## Given exercise
Among the entries below, count the lines that contain the word "项说法错误". Write down only the total.

## Materials provided
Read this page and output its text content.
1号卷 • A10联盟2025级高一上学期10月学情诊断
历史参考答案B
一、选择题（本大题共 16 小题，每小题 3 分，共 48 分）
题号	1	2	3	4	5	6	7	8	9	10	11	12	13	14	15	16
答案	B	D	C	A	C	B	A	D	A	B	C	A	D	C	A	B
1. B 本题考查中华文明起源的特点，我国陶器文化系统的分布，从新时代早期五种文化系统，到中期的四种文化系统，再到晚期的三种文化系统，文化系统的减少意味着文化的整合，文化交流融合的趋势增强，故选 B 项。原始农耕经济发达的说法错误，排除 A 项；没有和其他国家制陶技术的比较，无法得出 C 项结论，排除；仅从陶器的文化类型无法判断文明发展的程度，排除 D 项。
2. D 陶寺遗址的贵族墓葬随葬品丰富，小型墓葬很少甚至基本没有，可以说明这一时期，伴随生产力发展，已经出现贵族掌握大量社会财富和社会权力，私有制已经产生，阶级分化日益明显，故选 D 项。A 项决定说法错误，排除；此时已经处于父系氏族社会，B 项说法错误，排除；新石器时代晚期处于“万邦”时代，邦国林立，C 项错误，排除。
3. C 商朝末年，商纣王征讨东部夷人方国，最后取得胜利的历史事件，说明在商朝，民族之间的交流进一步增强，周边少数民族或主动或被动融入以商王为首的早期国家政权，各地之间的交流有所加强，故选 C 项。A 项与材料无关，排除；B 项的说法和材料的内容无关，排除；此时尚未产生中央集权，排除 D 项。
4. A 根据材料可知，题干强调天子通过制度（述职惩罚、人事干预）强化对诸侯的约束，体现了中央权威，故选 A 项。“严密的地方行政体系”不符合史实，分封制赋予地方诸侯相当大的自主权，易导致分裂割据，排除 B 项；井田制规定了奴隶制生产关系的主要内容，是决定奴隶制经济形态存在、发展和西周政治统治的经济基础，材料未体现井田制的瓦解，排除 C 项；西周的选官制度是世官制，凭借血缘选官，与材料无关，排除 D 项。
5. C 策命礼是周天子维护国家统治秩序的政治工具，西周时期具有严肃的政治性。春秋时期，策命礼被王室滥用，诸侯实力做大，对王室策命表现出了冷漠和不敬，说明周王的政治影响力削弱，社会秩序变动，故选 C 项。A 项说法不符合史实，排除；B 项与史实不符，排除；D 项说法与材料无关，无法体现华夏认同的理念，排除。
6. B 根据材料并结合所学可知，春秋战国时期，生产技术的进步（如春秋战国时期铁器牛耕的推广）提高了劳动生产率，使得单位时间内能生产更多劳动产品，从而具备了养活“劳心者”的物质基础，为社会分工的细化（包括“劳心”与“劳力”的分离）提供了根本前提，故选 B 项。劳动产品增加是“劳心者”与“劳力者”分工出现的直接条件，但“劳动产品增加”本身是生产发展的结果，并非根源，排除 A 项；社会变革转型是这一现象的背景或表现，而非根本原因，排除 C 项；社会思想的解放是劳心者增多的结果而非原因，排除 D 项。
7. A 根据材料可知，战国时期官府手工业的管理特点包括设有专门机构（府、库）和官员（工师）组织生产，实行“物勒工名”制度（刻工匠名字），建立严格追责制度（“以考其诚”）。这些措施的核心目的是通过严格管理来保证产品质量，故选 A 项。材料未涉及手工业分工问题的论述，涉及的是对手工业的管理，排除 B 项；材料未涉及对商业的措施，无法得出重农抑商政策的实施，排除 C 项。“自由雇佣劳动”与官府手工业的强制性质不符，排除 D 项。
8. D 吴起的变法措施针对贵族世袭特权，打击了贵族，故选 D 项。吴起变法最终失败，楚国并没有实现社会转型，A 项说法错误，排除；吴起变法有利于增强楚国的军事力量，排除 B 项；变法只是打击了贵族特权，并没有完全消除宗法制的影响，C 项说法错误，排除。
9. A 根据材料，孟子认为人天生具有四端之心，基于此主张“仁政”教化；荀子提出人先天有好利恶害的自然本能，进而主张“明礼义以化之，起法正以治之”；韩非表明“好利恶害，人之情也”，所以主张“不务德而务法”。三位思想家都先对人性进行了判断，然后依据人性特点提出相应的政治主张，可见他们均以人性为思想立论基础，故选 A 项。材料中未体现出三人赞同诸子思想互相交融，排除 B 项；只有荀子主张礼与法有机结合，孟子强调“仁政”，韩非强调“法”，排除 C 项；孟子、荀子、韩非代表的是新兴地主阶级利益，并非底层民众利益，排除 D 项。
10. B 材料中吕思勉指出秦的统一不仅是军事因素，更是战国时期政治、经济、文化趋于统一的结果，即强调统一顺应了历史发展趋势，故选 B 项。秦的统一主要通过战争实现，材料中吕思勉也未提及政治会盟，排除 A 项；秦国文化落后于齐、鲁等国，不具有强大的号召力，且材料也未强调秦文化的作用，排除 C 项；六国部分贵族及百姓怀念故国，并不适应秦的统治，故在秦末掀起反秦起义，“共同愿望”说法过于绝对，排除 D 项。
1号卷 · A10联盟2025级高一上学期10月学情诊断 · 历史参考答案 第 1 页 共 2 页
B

## Task output
2